## WHAT TO WORK ON
Write out the data again in full, exactly as it reads.

## Source data
* * * *
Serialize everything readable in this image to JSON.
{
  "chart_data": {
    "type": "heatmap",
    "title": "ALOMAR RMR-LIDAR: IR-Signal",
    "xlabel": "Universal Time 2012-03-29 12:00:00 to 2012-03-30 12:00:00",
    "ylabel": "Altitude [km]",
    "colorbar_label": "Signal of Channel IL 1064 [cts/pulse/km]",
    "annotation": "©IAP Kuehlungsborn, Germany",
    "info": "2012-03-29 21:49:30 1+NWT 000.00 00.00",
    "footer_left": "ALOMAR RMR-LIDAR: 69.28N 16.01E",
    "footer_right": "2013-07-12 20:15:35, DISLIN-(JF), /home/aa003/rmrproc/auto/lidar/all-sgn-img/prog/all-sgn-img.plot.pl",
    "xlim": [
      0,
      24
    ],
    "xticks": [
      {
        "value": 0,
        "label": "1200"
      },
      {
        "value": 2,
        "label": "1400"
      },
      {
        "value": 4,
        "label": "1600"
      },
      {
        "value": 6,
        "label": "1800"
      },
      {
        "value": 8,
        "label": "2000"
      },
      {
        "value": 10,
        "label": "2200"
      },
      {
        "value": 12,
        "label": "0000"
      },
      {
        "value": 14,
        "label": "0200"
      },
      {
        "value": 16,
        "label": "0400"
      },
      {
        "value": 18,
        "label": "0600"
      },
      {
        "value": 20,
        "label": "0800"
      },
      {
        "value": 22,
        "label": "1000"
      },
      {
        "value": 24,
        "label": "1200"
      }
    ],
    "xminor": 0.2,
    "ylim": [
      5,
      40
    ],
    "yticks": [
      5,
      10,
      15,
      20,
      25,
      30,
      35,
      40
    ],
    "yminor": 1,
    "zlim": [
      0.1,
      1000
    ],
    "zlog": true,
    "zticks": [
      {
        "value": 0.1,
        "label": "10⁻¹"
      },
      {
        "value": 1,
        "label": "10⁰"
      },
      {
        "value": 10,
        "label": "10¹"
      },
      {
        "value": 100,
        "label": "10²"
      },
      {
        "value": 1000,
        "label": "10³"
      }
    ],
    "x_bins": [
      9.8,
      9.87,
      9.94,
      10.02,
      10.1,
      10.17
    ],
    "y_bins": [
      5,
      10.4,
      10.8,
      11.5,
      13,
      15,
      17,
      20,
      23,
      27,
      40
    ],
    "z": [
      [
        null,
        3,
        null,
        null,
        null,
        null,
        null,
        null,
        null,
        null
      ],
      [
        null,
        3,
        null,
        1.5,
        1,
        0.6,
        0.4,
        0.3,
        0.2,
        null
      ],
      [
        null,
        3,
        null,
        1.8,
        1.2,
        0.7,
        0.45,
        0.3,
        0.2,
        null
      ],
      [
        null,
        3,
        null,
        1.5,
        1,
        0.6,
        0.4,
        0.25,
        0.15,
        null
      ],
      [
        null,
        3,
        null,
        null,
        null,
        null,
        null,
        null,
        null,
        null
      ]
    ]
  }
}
* * * *
## FULL ANSWER
Serialize everything readable in this image to JSON.
{
  "chart_data": {
    "type": "heatmap",
    "title": "ALOMAR RMR-LIDAR: IR-Signal",
    "xlabel": "Universal Time 2012-03-29 12:00:00 to 2012-03-30 12:00:00",
    "ylabel": "Altitude [km]",
    "colorbar_label": "Signal of Channel IL 1064 [cts/pulse/km]",
    "annotation": "©IAP Kuehlungsborn, Germany",
    "info": "2012-03-29 21:49:30 1+NWT 000.00 00.00",
    "footer_left": "ALOMAR RMR-LIDAR: 69.28N 16.01E",
    "footer_right": "2013-07-12 20:15:35, DISLIN-(JF), /home/aa003/rmrproc/auto/lidar/all-sgn-img/prog/all-sgn-img.plot.pl",
    "xlim": [
      0,
      24
    ],
    "xticks": [
      {
        "value": 0,
        "label": "1200"
      },
      {
        "value": 2,
        "label": "1400"
      },
      {
        "value": 4,
        "label": "1600"
      },
      {
        "value": 6,
        "label": "1800"
      },
      {
        "value": 8,
        "label": "2000"
      },
      {
        "value": 10,
        "label": "2200"
      },
      {
        "value": 12,
        "label": "0000"
      },
      {
        "value": 14,
        "label": "0200"
      },
      {
        "value": 16,
        "label": "0400"
      },
      {
        "value": 18,
        "label": "0600"
      },
      {
        "value": 20,
        "label": "0800"
      },
      {
        "value": 22,
        "label": "1000"
      },
      {
        "value": 24,
        "label": "1200"
      }
    ],
    "xminor": 0.2,
    "ylim": [
      5,
      40
    ],
    "yticks": [
      5,
      10,
      15,
      20,
      25,
      30,
      35,
      40
    ],
    "yminor": 1,
    "zlim": [
      0.1,
      1000
    ],
    "zlog": true,
    "zticks": [
      {
        "value": 0.1,
        "label": "10⁻¹"
      },
      {
        "value": 1,
        "label": "10⁰"
      },
      {
        "value": 10,
        "label": "10¹"
      },
      {
        "value": 100,
        "label": "10²"
      },
      {
        "value": 1000,
        "label": "10³"
      }
    ],
    "x_bins": [
      9.8,
      9.87,
      9.94,
      10.02,
      10.1,
      10.17
    ],
    "y_bins": [
      5,
      10.4,
      10.8,
      11.5,
      13,
      15,
      17,
      20,
      23,
      27,
      40
    ],
    "z": [
      [
        null,
        3,
        null,
        null,
        null,
        null,
        null,
        null,
        null,
        null
      ],
      [
        null,
        3,
        null,
        1.5,
        1,
        0.6,
        0.4,
        0.3,
        0.2,
        null
      ],
      [
        null,
        3,
        null,
        1.8,
        1.2,
        0.7,
        0.45,
        0.3,
        0.2,
        null
      ],
      [
        null,
        3,
        null,
        1.5,
        1,
        0.6,
        0.4,
        0.25,
        0.15,
        null
      ],
      [
        null,
        3,
        null,
        null,
        null,
        null,
        null,
        null,
        null,
        null
      ]
    ]
  }
}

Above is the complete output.